§ **To do**:
Write out the records that appear below, verbatim and complete, but without pictures.
BEGIN Supplied records
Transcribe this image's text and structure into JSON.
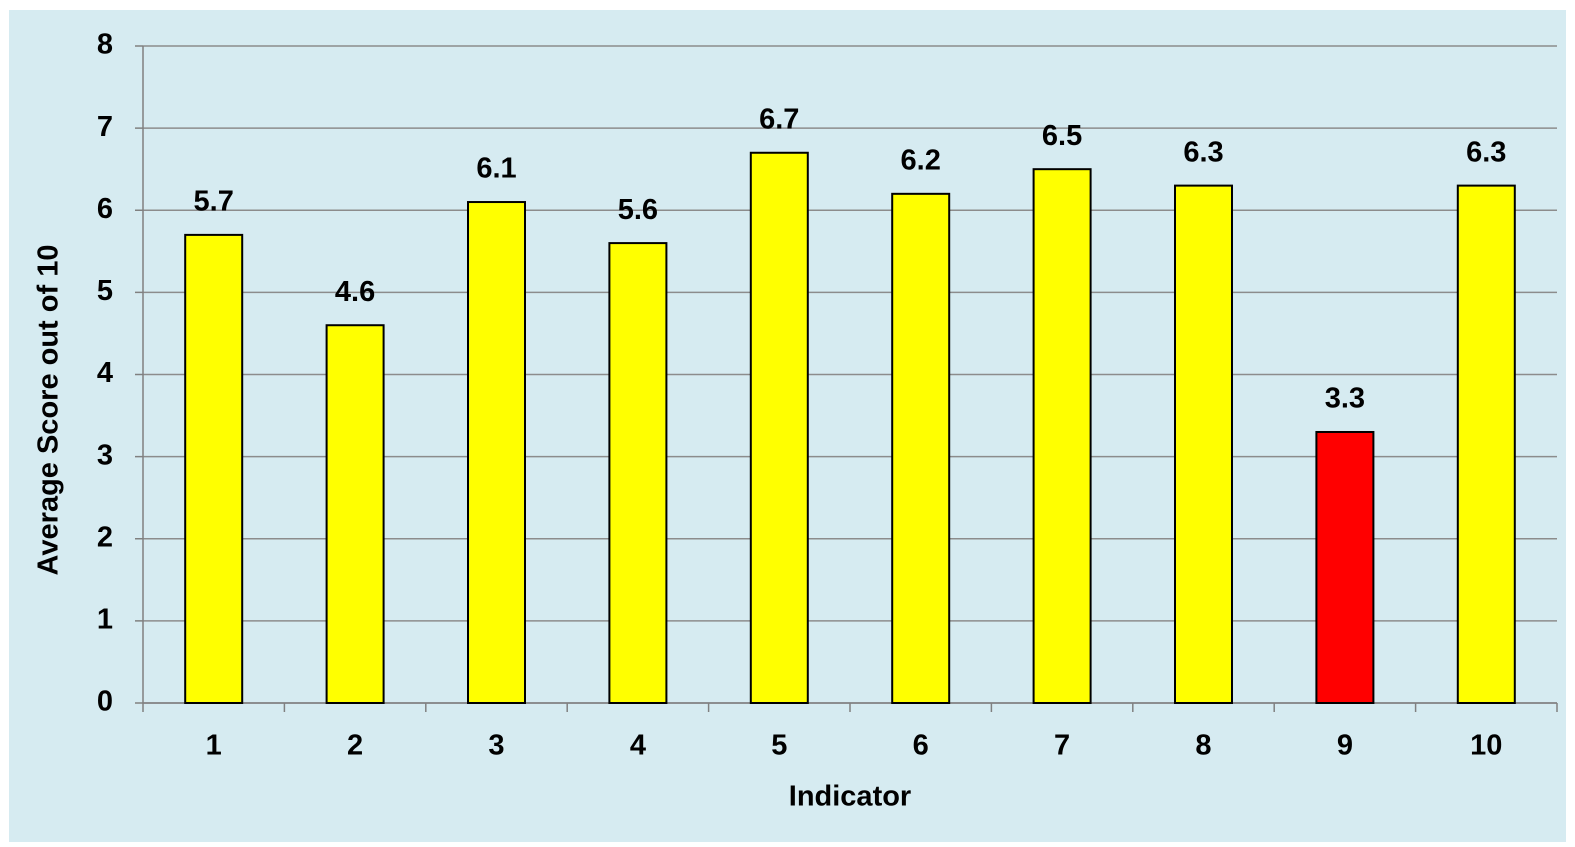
{
  "chart_data": {
    "type": "bar",
    "x_label": "Indicator",
    "y_label": "Average Score out of 10",
    "categories": [
      "1",
      "2",
      "3",
      "4",
      "5",
      "6",
      "7",
      "8",
      "9",
      "10"
    ],
    "values": [
      5.7,
      4.6,
      6.1,
      5.6,
      6.7,
      6.2,
      6.5,
      6.3,
      3.3,
      6.3
    ],
    "colors": [
      "#ffff00",
      "#ffff00",
      "#ffff00",
      "#ffff00",
      "#ffff00",
      "#ffff00",
      "#ffff00",
      "#ffff00",
      "#ff0000",
      "#ffff00"
    ],
    "ylim": [
      0,
      8
    ],
    "yticks": [
      0,
      1,
      2,
      3,
      4,
      5,
      6,
      7,
      8
    ],
    "grid": true
  }
}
END Supplied records
§ **Task solution**:
Transcribe this image's text and structure into JSON.
{
  "chart_data": {
    "type": "bar",
    "x_label": "Indicator",
    "y_label": "Average Score out of 10",
    "categories": [
      "1",
      "2",
      "3",
      "4",
      "5",
      "6",
      "7",
      "8",
      "9",
      "10"
    ],
    "values": [
      5.7,
      4.6,
      6.1,
      5.6,
      6.7,
      6.2,
      6.5,
      6.3,
      3.3,
      6.3
    ],
    "colors": [
      "#ffff00",
      "#ffff00",
      "#ffff00",
      "#ffff00",
      "#ffff00",
      "#ffff00",
      "#ffff00",
      "#ffff00",
      "#ff0000",
      "#ffff00"
    ],
    "ylim": [
      0,
      8
    ],
    "yticks": [
      0,
      1,
      2,
      3,
      4,
      5,
      6,
      7,
      8
    ],
    "grid": true
  }
}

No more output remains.